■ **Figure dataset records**
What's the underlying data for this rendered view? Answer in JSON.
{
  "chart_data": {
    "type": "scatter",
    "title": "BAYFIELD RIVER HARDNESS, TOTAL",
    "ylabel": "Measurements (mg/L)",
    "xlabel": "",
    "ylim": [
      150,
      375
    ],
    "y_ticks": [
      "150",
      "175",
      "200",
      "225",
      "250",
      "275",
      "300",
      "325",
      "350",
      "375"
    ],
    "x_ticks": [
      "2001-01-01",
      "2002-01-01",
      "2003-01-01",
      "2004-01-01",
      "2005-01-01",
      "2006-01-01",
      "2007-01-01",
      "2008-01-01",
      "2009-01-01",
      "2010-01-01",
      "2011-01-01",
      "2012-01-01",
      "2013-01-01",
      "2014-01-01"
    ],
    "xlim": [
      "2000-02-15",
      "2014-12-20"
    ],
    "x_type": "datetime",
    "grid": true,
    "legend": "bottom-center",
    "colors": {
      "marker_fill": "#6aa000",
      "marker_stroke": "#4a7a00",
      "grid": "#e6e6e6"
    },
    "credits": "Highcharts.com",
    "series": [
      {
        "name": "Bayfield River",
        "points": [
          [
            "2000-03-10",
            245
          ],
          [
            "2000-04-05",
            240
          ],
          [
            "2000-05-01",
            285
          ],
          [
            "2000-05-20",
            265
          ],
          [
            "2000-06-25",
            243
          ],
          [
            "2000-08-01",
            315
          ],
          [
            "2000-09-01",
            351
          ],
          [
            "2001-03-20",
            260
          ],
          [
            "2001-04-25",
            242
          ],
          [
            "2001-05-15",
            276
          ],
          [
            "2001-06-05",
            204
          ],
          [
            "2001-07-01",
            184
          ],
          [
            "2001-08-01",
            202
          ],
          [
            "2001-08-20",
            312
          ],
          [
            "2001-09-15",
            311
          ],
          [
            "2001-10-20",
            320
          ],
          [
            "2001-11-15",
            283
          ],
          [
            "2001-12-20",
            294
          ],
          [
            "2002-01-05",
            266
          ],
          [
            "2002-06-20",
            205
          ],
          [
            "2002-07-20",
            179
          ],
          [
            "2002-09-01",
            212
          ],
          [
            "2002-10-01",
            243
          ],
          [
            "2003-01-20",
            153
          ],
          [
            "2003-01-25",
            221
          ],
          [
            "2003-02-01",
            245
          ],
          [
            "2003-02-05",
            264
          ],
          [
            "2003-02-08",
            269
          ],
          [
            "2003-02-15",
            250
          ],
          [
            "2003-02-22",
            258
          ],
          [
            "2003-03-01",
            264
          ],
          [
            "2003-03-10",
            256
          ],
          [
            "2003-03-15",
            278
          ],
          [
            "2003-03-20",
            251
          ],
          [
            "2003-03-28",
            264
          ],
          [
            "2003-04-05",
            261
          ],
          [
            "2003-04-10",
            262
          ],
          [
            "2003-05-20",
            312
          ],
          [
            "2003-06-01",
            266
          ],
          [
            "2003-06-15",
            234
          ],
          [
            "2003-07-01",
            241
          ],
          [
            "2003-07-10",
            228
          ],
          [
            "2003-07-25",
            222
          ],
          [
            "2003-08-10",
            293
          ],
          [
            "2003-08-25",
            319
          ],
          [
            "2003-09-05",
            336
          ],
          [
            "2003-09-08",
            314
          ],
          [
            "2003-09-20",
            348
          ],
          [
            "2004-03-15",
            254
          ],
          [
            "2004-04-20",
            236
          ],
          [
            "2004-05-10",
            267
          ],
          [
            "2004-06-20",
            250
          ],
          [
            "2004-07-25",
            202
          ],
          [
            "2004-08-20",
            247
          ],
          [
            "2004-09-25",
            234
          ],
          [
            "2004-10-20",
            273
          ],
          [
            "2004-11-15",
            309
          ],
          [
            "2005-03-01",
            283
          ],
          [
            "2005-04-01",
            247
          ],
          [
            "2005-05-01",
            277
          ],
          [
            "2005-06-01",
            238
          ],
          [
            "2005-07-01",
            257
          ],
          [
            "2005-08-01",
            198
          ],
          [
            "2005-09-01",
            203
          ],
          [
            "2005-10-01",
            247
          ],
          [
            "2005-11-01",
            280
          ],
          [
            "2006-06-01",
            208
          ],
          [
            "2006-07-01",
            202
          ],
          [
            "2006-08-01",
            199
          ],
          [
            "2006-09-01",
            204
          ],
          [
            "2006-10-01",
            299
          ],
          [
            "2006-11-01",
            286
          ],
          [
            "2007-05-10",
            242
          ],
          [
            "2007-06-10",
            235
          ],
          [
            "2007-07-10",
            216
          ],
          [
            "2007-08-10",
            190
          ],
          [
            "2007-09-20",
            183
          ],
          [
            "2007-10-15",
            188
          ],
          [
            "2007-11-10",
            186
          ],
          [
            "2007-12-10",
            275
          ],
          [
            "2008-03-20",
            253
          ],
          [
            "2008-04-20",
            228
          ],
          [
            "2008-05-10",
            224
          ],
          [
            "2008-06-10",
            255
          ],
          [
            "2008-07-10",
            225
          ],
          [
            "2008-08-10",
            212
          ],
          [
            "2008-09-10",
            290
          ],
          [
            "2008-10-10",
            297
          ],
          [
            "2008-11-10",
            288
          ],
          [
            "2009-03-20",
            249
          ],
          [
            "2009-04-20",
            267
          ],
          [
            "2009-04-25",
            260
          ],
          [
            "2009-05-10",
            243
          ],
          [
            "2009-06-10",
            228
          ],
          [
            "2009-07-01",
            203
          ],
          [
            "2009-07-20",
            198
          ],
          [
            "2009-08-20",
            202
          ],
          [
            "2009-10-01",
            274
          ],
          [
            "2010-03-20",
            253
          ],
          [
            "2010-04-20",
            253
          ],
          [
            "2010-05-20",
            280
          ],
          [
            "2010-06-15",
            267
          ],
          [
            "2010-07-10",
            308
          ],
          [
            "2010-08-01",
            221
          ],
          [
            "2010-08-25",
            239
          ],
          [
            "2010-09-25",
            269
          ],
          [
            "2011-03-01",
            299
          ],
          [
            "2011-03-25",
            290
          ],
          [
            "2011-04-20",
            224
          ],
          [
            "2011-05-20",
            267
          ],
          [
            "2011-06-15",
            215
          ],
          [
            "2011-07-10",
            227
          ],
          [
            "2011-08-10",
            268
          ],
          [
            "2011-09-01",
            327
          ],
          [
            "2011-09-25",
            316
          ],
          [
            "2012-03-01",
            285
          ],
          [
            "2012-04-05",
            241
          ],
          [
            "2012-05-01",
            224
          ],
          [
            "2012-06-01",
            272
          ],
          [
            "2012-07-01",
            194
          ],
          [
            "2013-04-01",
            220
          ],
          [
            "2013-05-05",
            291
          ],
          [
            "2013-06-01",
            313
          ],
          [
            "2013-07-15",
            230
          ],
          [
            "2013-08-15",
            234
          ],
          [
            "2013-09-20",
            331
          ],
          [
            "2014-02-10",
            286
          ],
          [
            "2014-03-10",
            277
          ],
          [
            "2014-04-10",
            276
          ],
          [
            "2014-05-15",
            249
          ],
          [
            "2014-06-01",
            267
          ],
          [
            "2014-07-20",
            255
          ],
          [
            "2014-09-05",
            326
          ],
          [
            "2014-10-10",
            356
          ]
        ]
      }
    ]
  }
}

■ **PROBLEM DETAILS**
Repeat the data above exactly.

■ **OUTPUT**
What's the underlying data for this rendered view? Answer in JSON.
{
  "chart_data": {
    "type": "scatter",
    "title": "BAYFIELD RIVER HARDNESS, TOTAL",
    "ylabel": "Measurements (mg/L)",
    "xlabel": "",
    "ylim": [
      150,
      375
    ],
    "y_ticks": [
      "150",
      "175",
      "200",
      "225",
      "250",
      "275",
      "300",
      "325",
      "350",
      "375"
    ],
    "x_ticks": [
      "2001-01-01",
      "2002-01-01",
      "2003-01-01",
      "2004-01-01",
      "2005-01-01",
      "2006-01-01",
      "2007-01-01",
      "2008-01-01",
      "2009-01-01",
      "2010-01-01",
      "2011-01-01",
      "2012-01-01",
      "2013-01-01",
      "2014-01-01"
    ],
    "xlim": [
      "2000-02-15",
      "2014-12-20"
    ],
    "x_type": "datetime",
    "grid": true,
    "legend": "bottom-center",
    "colors": {
      "marker_fill": "#6aa000",
      "marker_stroke": "#4a7a00",
      "grid": "#e6e6e6"
    },
    "credits": "Highcharts.com",
    "series": [
      {
        "name": "Bayfield River",
        "points": [
          [
            "2000-03-10",
            245
          ],
          [
            "2000-04-05",
            240
          ],
          [
            "2000-05-01",
            285
          ],
          [
            "2000-05-20",
            265
          ],
          [
            "2000-06-25",
            243
          ],
          [
            "2000-08-01",
            315
          ],
          [
            "2000-09-01",
            351
          ],
          [
            "2001-03-20",
            260
          ],
          [
            "2001-04-25",
            242
          ],
          [
            "2001-05-15",
            276
          ],
          [
            "2001-06-05",
            204
          ],
          [
            "2001-07-01",
            184
          ],
          [
            "2001-08-01",
            202
          ],
          [
            "2001-08-20",
            312
          ],
          [
            "2001-09-15",
            311
          ],
          [
            "2001-10-20",
            320
          ],
          [
            "2001-11-15",
            283
          ],
          [
            "2001-12-20",
            294
          ],
          [
            "2002-01-05",
            266
          ],
          [
            "2002-06-20",
            205
          ],
          [
            "2002-07-20",
            179
          ],
          [
            "2002-09-01",
            212
          ],
          [
            "2002-10-01",
            243
          ],
          [
            "2003-01-20",
            153
          ],
          [
            "2003-01-25",
            221
          ],
          [
            "2003-02-01",
            245
          ],
          [
            "2003-02-05",
            264
          ],
          [
            "2003-02-08",
            269
          ],
          [
            "2003-02-15",
            250
          ],
          [
            "2003-02-22",
            258
          ],
          [
            "2003-03-01",
            264
          ],
          [
            "2003-03-10",
            256
          ],
          [
            "2003-03-15",
            278
          ],
          [
            "2003-03-20",
            251
          ],
          [
            "2003-03-28",
            264
          ],
          [
            "2003-04-05",
            261
          ],
          [
            "2003-04-10",
            262
          ],
          [
            "2003-05-20",
            312
          ],
          [
            "2003-06-01",
            266
          ],
          [
            "2003-06-15",
            234
          ],
          [
            "2003-07-01",
            241
          ],
          [
            "2003-07-10",
            228
          ],
          [
            "2003-07-25",
            222
          ],
          [
            "2003-08-10",
            293
          ],
          [
            "2003-08-25",
            319
          ],
          [
            "2003-09-05",
            336
          ],
          [
            "2003-09-08",
            314
          ],
          [
            "2003-09-20",
            348
          ],
          [
            "2004-03-15",
            254
          ],
          [
            "2004-04-20",
            236
          ],
          [
            "2004-05-10",
            267
          ],
          [
            "2004-06-20",
            250
          ],
          [
            "2004-07-25",
            202
          ],
          [
            "2004-08-20",
            247
          ],
          [
            "2004-09-25",
            234
          ],
          [
            "2004-10-20",
            273
          ],
          [
            "2004-11-15",
            309
          ],
          [
            "2005-03-01",
            283
          ],
          [
            "2005-04-01",
            247
          ],
          [
            "2005-05-01",
            277
          ],
          [
            "2005-06-01",
            238
          ],
          [
            "2005-07-01",
            257
          ],
          [
            "2005-08-01",
            198
          ],
          [
            "2005-09-01",
            203
          ],
          [
            "2005-10-01",
            247
          ],
          [
            "2005-11-01",
            280
          ],
          [
            "2006-06-01",
            208
          ],
          [
            "2006-07-01",
            202
          ],
          [
            "2006-08-01",
            199
          ],
          [
            "2006-09-01",
            204
          ],
          [
            "2006-10-01",
            299
          ],
          [
            "2006-11-01",
            286
          ],
          [
            "2007-05-10",
            242
          ],
          [
            "2007-06-10",
            235
          ],
          [
            "2007-07-10",
            216
          ],
          [
            "2007-08-10",
            190
          ],
          [
            "2007-09-20",
            183
          ],
          [
            "2007-10-15",
            188
          ],
          [
            "2007-11-10",
            186
          ],
          [
            "2007-12-10",
            275
          ],
          [
            "2008-03-20",
            253
          ],
          [
            "2008-04-20",
            228
          ],
          [
            "2008-05-10",
            224
          ],
          [
            "2008-06-10",
            255
          ],
          [
            "2008-07-10",
            225
          ],
          [
            "2008-08-10",
            212
          ],
          [
            "2008-09-10",
            290
          ],
          [
            "2008-10-10",
            297
          ],
          [
            "2008-11-10",
            288
          ],
          [
            "2009-03-20",
            249
          ],
          [
            "2009-04-20",
            267
          ],
          [
            "2009-04-25",
            260
          ],
          [
            "2009-05-10",
            243
          ],
          [
            "2009-06-10",
            228
          ],
          [
            "2009-07-01",
            203
          ],
          [
            "2009-07-20",
            198
          ],
          [
            "2009-08-20",
            202
          ],
          [
            "2009-10-01",
            274
          ],
          [
            "2010-03-20",
            253
          ],
          [
            "2010-04-20",
            253
          ],
          [
            "2010-05-20",
            280
          ],
          [
            "2010-06-15",
            267
          ],
          [
            "2010-07-10",
            308
          ],
          [
            "2010-08-01",
            221
          ],
          [
            "2010-08-25",
            239
          ],
          [
            "2010-09-25",
            269
          ],
          [
            "2011-03-01",
            299
          ],
          [
            "2011-03-25",
            290
          ],
          [
            "2011-04-20",
            224
          ],
          [
            "2011-05-20",
            267
          ],
          [
            "2011-06-15",
            215
          ],
          [
            "2011-07-10",
            227
          ],
          [
            "2011-08-10",
            268
          ],
          [
            "2011-09-01",
            327
          ],
          [
            "2011-09-25",
            316
          ],
          [
            "2012-03-01",
            285
          ],
          [
            "2012-04-05",
            241
          ],
          [
            "2012-05-01",
            224
          ],
          [
            "2012-06-01",
            272
          ],
          [
            "2012-07-01",
            194
          ],
          [
            "2013-04-01",
            220
          ],
          [
            "2013-05-05",
            291
          ],
          [
            "2013-06-01",
            313
          ],
          [
            "2013-07-15",
            230
          ],
          [
            "2013-08-15",
            234
          ],
          [
            "2013-09-20",
            331
          ],
          [
            "2014-02-10",
            286
          ],
          [
            "2014-03-10",
            277
          ],
          [
            "2014-04-10",
            276
          ],
          [
            "2014-05-15",
            249
          ],
          [
            "2014-06-01",
            267
          ],
          [
            "2014-07-20",
            255
          ],
          [
            "2014-09-05",
            326
          ],
          [
            "2014-10-10",
            356
          ]
        ]
      }
    ]
  }
}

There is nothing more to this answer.